- Exercise prompt
Write out every line below that includes the word "Stock".
# # # #
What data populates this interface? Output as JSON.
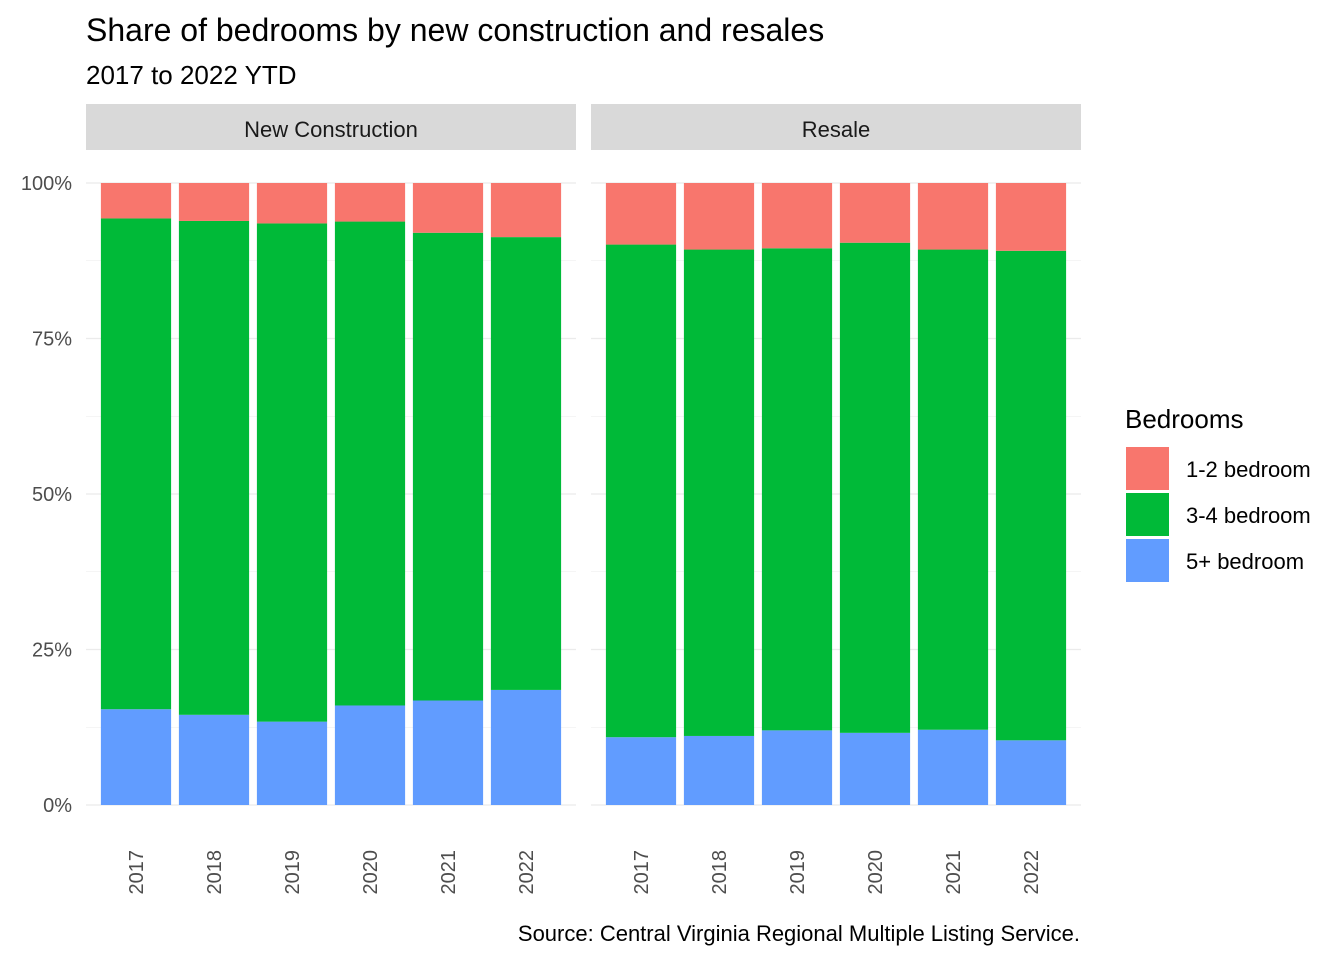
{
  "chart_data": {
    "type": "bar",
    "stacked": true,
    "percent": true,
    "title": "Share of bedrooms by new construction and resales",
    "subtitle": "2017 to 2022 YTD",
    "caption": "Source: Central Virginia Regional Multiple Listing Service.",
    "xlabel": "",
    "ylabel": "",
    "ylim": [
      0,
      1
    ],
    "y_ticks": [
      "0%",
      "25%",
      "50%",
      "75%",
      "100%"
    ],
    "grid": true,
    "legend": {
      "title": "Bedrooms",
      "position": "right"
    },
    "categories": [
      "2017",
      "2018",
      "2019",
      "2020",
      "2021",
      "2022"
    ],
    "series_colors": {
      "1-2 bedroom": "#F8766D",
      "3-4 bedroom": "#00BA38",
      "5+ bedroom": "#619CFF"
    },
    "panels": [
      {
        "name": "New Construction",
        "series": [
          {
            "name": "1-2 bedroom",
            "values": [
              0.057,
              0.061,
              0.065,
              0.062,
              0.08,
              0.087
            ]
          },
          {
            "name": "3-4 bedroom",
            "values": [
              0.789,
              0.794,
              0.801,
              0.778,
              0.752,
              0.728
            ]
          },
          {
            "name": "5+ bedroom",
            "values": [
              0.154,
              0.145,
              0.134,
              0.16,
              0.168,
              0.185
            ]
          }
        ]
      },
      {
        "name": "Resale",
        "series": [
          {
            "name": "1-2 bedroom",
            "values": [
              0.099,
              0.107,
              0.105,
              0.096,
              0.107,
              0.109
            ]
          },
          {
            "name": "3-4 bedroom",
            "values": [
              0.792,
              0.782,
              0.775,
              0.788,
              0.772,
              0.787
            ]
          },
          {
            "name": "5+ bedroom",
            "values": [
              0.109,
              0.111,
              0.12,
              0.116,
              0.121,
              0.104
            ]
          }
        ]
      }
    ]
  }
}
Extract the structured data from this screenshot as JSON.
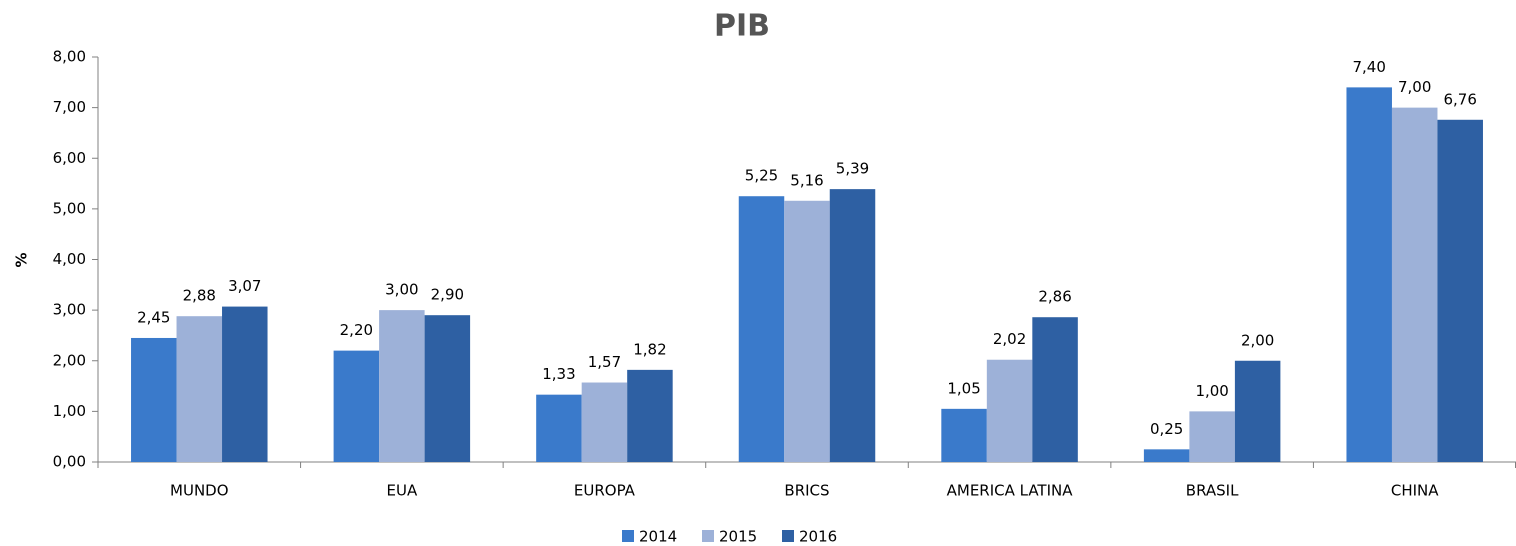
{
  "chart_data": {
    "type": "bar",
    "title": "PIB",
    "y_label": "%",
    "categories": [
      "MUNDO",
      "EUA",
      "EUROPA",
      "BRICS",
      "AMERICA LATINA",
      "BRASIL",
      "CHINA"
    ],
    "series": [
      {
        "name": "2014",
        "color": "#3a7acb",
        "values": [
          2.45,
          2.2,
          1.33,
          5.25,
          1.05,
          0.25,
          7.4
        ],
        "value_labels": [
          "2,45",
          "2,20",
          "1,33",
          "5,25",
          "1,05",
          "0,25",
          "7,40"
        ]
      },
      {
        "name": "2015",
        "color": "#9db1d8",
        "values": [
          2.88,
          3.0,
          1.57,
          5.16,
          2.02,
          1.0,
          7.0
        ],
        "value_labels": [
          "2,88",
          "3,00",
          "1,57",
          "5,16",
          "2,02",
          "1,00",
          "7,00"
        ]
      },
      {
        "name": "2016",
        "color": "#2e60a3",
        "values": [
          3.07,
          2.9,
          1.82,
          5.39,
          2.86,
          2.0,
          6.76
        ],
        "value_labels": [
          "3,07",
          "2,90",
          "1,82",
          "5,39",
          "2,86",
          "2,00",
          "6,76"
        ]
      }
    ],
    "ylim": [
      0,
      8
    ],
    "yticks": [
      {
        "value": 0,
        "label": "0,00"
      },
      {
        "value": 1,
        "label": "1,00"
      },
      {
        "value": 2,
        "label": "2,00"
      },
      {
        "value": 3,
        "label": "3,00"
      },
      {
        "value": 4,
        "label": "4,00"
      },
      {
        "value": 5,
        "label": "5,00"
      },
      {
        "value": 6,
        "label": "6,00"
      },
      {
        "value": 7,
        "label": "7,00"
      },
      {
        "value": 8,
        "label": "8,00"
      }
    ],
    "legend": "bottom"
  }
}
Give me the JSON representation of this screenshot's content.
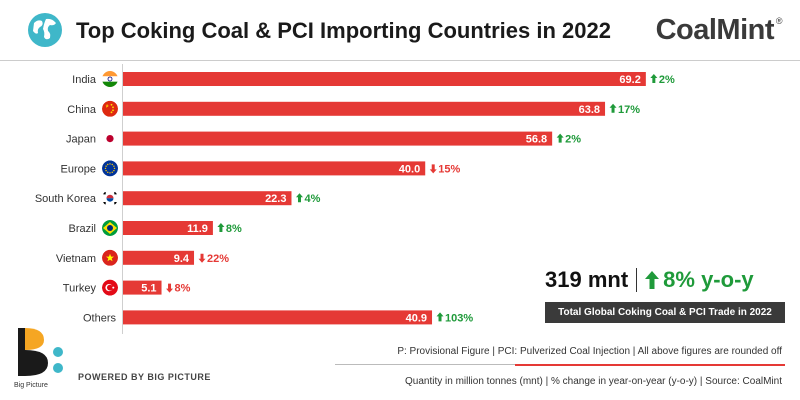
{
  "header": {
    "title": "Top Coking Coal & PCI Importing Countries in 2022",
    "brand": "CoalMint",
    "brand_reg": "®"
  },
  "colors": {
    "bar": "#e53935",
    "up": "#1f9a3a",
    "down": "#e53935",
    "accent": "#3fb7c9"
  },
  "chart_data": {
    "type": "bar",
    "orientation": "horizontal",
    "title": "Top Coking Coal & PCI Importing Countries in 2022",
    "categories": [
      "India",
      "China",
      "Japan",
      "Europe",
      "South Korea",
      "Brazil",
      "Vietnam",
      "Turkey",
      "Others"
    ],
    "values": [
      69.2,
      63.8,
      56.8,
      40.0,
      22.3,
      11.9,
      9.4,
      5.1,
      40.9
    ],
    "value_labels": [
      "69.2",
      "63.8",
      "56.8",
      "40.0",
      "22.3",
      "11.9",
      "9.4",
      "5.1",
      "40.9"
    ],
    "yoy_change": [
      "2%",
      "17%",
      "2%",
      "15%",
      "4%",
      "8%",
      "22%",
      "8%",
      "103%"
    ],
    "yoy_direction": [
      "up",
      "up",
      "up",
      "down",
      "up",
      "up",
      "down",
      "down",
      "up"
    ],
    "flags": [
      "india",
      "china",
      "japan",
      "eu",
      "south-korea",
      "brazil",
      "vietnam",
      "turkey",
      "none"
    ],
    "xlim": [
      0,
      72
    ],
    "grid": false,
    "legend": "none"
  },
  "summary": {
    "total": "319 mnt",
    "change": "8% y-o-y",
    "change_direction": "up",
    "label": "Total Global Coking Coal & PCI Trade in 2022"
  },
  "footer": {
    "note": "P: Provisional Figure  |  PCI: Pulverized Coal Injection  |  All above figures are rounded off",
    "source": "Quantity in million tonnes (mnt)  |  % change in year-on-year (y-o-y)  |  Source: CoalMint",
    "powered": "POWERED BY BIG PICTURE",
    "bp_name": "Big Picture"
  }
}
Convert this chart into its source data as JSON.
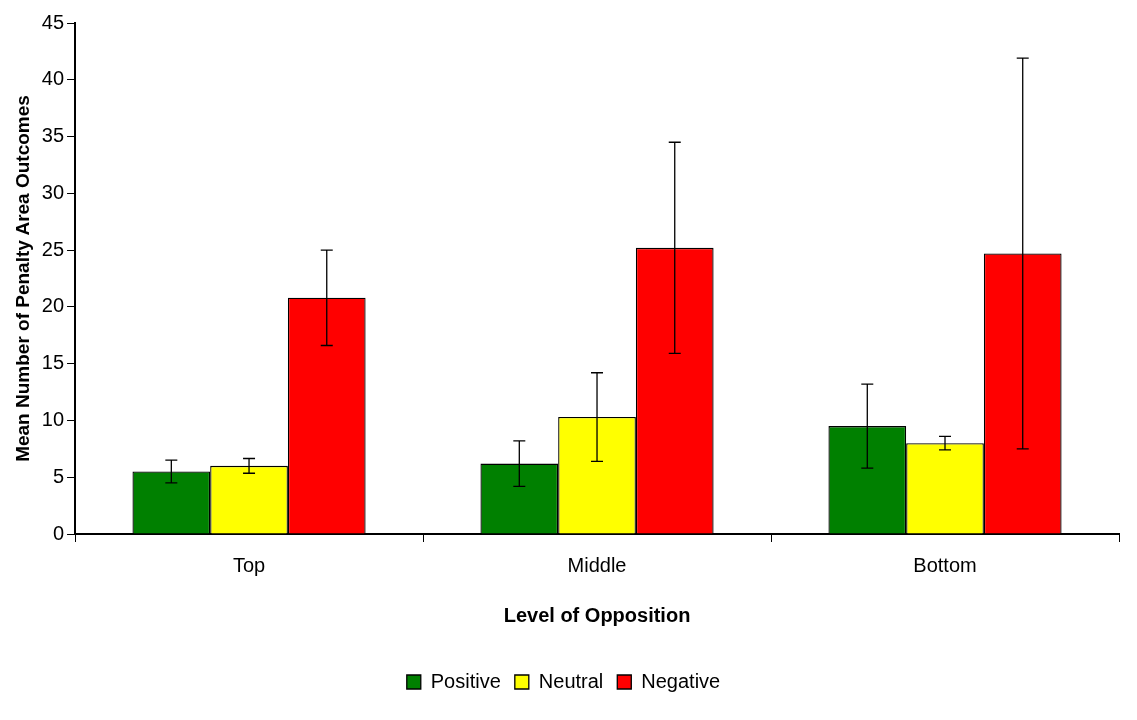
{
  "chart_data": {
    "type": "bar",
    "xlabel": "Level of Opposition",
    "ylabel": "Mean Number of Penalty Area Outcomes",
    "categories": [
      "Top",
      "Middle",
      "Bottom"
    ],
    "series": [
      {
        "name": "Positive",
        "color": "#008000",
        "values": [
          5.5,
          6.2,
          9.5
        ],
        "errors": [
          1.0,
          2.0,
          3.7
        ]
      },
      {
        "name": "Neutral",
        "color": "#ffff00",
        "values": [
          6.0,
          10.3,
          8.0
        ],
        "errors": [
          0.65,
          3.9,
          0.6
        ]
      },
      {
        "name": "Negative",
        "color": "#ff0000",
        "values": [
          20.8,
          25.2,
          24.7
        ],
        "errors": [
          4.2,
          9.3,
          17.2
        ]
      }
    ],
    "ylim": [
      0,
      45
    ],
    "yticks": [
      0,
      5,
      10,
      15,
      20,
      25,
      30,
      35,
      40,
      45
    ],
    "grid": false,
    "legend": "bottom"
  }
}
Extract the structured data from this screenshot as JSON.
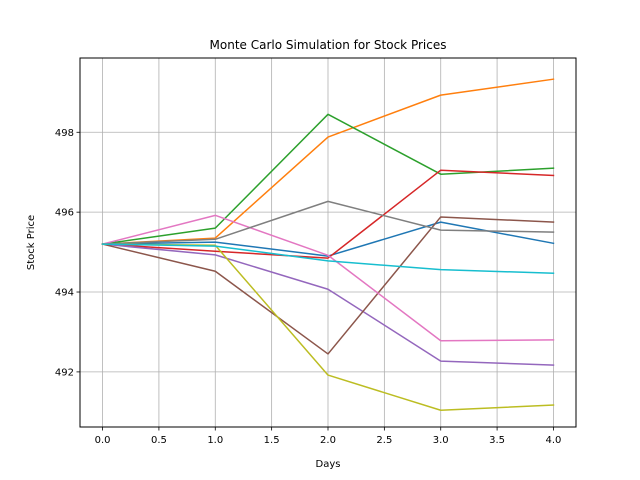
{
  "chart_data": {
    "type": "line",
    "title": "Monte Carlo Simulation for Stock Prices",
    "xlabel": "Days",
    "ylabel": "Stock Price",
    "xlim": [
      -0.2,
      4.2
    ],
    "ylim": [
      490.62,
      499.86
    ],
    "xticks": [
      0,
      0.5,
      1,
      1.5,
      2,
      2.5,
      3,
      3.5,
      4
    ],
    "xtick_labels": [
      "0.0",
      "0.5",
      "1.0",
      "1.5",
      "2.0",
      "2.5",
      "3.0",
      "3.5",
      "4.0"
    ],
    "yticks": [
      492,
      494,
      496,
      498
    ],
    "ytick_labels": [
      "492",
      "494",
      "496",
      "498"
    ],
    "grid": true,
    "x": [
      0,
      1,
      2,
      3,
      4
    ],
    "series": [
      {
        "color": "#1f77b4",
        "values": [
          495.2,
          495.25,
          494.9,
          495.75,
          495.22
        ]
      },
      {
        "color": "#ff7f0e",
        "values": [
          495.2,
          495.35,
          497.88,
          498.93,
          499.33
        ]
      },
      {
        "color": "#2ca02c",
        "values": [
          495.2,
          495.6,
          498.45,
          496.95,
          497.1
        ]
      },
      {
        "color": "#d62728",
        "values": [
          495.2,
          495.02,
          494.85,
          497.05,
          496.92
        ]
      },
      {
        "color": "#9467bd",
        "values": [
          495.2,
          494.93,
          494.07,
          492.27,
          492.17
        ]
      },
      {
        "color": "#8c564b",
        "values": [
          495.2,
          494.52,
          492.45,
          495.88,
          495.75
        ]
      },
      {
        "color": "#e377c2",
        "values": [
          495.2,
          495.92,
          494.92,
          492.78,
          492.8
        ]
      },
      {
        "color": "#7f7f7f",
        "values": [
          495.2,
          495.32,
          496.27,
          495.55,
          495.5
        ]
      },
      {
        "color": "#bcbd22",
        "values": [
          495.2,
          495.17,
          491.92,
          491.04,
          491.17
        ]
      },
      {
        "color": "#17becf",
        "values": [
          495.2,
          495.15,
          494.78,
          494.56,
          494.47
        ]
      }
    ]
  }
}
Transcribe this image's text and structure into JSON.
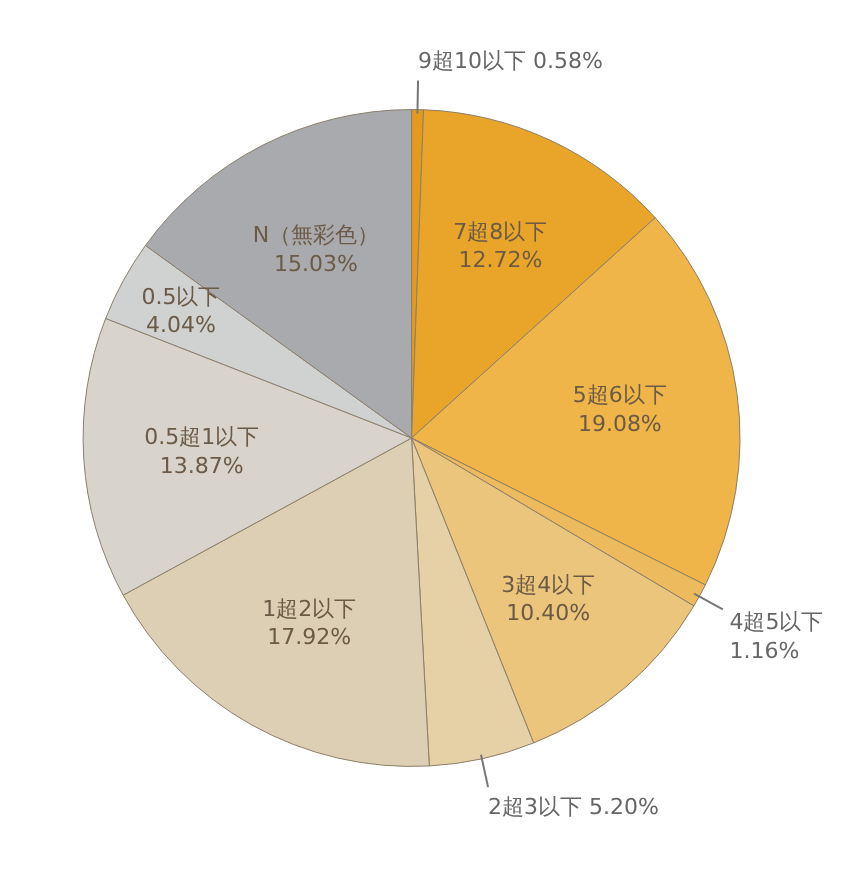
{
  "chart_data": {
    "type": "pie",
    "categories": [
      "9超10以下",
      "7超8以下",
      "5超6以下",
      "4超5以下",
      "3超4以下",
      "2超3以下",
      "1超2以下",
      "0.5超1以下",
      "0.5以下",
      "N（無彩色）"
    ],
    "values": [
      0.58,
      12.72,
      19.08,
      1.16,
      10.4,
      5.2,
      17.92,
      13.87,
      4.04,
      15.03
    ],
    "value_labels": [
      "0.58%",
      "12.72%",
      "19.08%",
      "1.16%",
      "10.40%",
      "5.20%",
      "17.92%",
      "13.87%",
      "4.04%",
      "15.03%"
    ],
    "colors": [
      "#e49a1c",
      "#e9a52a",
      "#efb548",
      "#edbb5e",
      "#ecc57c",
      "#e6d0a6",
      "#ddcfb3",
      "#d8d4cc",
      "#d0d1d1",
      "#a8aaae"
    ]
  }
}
# # # #
- Correct response
    "title": "Monte Carlo Simulation for Stock Prices",
    "ylabel": "Stock Price",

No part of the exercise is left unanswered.